▶ _Do this_: Will you write out all the entries below exactly?

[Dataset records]
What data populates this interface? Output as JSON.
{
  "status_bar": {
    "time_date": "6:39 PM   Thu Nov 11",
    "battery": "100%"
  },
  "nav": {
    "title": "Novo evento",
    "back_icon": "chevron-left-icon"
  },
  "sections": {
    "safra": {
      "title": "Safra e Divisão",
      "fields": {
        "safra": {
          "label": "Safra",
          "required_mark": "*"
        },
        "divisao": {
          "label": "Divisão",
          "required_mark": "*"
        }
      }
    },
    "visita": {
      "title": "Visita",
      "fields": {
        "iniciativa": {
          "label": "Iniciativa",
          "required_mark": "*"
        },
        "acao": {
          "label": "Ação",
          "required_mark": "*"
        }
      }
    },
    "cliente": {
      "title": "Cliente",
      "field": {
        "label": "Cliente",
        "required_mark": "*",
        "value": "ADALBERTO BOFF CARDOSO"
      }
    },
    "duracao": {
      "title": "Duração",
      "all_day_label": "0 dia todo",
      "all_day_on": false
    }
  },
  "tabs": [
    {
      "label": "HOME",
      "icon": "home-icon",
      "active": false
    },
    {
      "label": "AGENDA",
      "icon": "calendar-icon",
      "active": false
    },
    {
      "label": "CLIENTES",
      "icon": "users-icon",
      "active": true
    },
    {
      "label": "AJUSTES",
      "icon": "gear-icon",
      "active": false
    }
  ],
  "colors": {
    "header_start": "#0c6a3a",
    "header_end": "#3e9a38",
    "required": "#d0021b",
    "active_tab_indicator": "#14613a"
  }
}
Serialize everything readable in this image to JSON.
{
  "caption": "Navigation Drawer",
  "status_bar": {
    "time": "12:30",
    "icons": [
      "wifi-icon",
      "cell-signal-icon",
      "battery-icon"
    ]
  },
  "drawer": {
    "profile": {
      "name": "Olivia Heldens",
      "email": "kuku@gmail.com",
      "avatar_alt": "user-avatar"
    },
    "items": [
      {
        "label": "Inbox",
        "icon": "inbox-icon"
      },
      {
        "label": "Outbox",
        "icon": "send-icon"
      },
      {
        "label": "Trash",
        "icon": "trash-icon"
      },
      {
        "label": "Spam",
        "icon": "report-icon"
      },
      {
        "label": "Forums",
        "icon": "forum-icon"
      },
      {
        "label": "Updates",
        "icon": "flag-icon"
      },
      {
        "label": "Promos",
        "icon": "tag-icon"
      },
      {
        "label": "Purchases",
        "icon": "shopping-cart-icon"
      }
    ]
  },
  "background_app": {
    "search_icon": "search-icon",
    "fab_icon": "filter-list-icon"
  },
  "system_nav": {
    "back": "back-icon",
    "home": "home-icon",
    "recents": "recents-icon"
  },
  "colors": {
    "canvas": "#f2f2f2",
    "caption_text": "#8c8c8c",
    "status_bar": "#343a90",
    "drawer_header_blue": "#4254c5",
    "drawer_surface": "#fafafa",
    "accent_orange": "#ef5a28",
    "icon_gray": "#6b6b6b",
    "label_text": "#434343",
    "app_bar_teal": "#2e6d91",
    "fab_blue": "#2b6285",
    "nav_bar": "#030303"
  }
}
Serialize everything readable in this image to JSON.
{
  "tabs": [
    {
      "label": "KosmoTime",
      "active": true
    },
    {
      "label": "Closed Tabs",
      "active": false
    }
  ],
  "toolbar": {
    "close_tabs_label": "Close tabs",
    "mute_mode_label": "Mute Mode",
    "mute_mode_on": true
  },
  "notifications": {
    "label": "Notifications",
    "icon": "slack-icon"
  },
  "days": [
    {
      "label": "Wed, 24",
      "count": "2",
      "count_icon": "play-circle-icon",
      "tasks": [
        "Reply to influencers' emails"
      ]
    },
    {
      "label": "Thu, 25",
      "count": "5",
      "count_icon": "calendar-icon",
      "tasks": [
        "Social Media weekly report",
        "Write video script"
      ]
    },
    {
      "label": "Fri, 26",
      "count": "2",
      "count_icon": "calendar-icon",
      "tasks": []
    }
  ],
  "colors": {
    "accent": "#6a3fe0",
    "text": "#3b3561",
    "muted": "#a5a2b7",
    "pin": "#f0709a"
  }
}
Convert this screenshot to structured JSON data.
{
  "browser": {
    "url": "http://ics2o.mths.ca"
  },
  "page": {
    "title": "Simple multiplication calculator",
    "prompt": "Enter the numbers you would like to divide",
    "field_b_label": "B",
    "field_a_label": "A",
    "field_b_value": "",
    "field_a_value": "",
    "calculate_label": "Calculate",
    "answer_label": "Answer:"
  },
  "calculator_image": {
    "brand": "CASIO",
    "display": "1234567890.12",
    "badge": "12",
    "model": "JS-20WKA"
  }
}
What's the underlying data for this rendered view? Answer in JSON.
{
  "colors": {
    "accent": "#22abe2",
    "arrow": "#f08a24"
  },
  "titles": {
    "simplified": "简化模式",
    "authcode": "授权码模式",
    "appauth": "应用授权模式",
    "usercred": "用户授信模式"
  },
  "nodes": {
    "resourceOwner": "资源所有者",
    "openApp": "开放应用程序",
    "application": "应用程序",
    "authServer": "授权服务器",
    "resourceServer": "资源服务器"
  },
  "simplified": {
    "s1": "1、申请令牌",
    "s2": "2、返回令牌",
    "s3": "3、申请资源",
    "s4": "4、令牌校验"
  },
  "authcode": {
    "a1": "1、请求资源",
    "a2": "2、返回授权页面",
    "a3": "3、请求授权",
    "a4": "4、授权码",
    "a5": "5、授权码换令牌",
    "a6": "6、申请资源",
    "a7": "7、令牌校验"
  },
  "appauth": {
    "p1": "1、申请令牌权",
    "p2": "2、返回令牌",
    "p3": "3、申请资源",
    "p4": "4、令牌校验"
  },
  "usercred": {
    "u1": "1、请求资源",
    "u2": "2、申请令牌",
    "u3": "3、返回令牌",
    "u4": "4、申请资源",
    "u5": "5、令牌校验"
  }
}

▶ _Solution for this problem_:
What data populates this interface? Output as JSON.
{
  "status_bar": {
    "time_date": "6:39 PM   Thu Nov 11",
    "battery": "100%"
  },
  "nav": {
    "title": "Novo evento",
    "back_icon": "chevron-left-icon"
  },
  "sections": {
    "safra": {
      "title": "Safra e Divisão",
      "fields": {
        "safra": {
          "label": "Safra",
          "required_mark": "*"
        },
        "divisao": {
          "label": "Divisão",
          "required_mark": "*"
        }
      }
    },
    "visita": {
      "title": "Visita",
      "fields": {
        "iniciativa": {
          "label": "Iniciativa",
          "required_mark": "*"
        },
        "acao": {
          "label": "Ação",
          "required_mark": "*"
        }
      }
    },
    "cliente": {
      "title": "Cliente",
      "field": {
        "label": "Cliente",
        "required_mark": "*",
        "value": "ADALBERTO BOFF CARDOSO"
      }
    },
    "duracao": {
      "title": "Duração",
      "all_day_label": "0 dia todo",
      "all_day_on": false
    }
  },
  "tabs": [
    {
      "label": "HOME",
      "icon": "home-icon",
      "active": false
    },
    {
      "label": "AGENDA",
      "icon": "calendar-icon",
      "active": false
    },
    {
      "label": "CLIENTES",
      "icon": "users-icon",
      "active": true
    },
    {
      "label": "AJUSTES",
      "icon": "gear-icon",
      "active": false
    }
  ],
  "colors": {
    "header_start": "#0c6a3a",
    "header_end": "#3e9a38",
    "required": "#d0021b",
    "active_tab_indicator": "#14613a"
  }
}
Serialize everything readable in this image to JSON.
{
  "caption": "Navigation Drawer",
  "status_bar": {
    "time": "12:30",
    "icons": [
      "wifi-icon",
      "cell-signal-icon",
      "battery-icon"
    ]
  },
  "drawer": {
    "profile": {
      "name": "Olivia Heldens",
      "email": "kuku@gmail.com",
      "avatar_alt": "user-avatar"
    },
    "items": [
      {
        "label": "Inbox",
        "icon": "inbox-icon"
      },
      {
        "label": "Outbox",
        "icon": "send-icon"
      },
      {
        "label": "Trash",
        "icon": "trash-icon"
      },
      {
        "label": "Spam",
        "icon": "report-icon"
      },
      {
        "label": "Forums",
        "icon": "forum-icon"
      },
      {
        "label": "Updates",
        "icon": "flag-icon"
      },
      {
        "label": "Promos",
        "icon": "tag-icon"
      },
      {
        "label": "Purchases",
        "icon": "shopping-cart-icon"
      }
    ]
  },
  "background_app": {
    "search_icon": "search-icon",
    "fab_icon": "filter-list-icon"
  },
  "system_nav": {
    "back": "back-icon",
    "home": "home-icon",
    "recents": "recents-icon"
  },
  "colors": {
    "canvas": "#f2f2f2",
    "caption_text": "#8c8c8c",
    "status_bar": "#343a90",
    "drawer_header_blue": "#4254c5",
    "drawer_surface": "#fafafa",
    "accent_orange": "#ef5a28",
    "icon_gray": "#6b6b6b",
    "label_text": "#434343",
    "app_bar_teal": "#2e6d91",
    "fab_blue": "#2b6285",
    "nav_bar": "#030303"
  }
}
Serialize everything readable in this image to JSON.
{
  "tabs": [
    {
      "label": "KosmoTime",
      "active": true
    },
    {
      "label": "Closed Tabs",
      "active": false
    }
  ],
  "toolbar": {
    "close_tabs_label": "Close tabs",
    "mute_mode_label": "Mute Mode",
    "mute_mode_on": true
  },
  "notifications": {
    "label": "Notifications",
    "icon": "slack-icon"
  },
  "days": [
    {
      "label": "Wed, 24",
      "count": "2",
      "count_icon": "play-circle-icon",
      "tasks": [
        "Reply to influencers' emails"
      ]
    },
    {
      "label": "Thu, 25",
      "count": "5",
      "count_icon": "calendar-icon",
      "tasks": [
        "Social Media weekly report",
        "Write video script"
      ]
    },
    {
      "label": "Fri, 26",
      "count": "2",
      "count_icon": "calendar-icon",
      "tasks": []
    }
  ],
  "colors": {
    "accent": "#6a3fe0",
    "text": "#3b3561",
    "muted": "#a5a2b7",
    "pin": "#f0709a"
  }
}
Convert this screenshot to structured JSON data.
{
  "browser": {
    "url": "http://ics2o.mths.ca"
  },
  "page": {
    "title": "Simple multiplication calculator",
    "prompt": "Enter the numbers you would like to divide",
    "field_b_label": "B",
    "field_a_label": "A",
    "field_b_value": "",
    "field_a_value": "",
    "calculate_label": "Calculate",
    "answer_label": "Answer:"
  },
  "calculator_image": {
    "brand": "CASIO",
    "display": "1234567890.12",
    "badge": "12",
    "model": "JS-20WKA"
  }
}
What's the underlying data for this rendered view? Answer in JSON.
{
  "colors": {
    "accent": "#22abe2",
    "arrow": "#f08a24"
  },
  "titles": {
    "simplified": "简化模式",
    "authcode": "授权码模式",
    "appauth": "应用授权模式",
    "usercred": "用户授信模式"
  },
  "nodes": {
    "resourceOwner": "资源所有者",
    "openApp": "开放应用程序",
    "application": "应用程序",
    "authServer": "授权服务器",
    "resourceServer": "资源服务器"
  },
  "simplified": {
    "s1": "1、申请令牌",
    "s2": "2、返回令牌",
    "s3": "3、申请资源",
    "s4": "4、令牌校验"
  },
  "authcode": {
    "a1": "1、请求资源",
    "a2": "2、返回授权页面",
    "a3": "3、请求授权",
    "a4": "4、授权码",
    "a5": "5、授权码换令牌",
    "a6": "6、申请资源",
    "a7": "7、令牌校验"
  },
  "appauth": {
    "p1": "1、申请令牌权",
    "p2": "2、返回令牌",
    "p3": "3、申请资源",
    "p4": "4、令牌校验"
  },
  "usercred": {
    "u1": "1、请求资源",
    "u2": "2、申请令牌",
    "u3": "3、返回令牌",
    "u4": "4、申请资源",
    "u5": "5、令牌校验"
  }
}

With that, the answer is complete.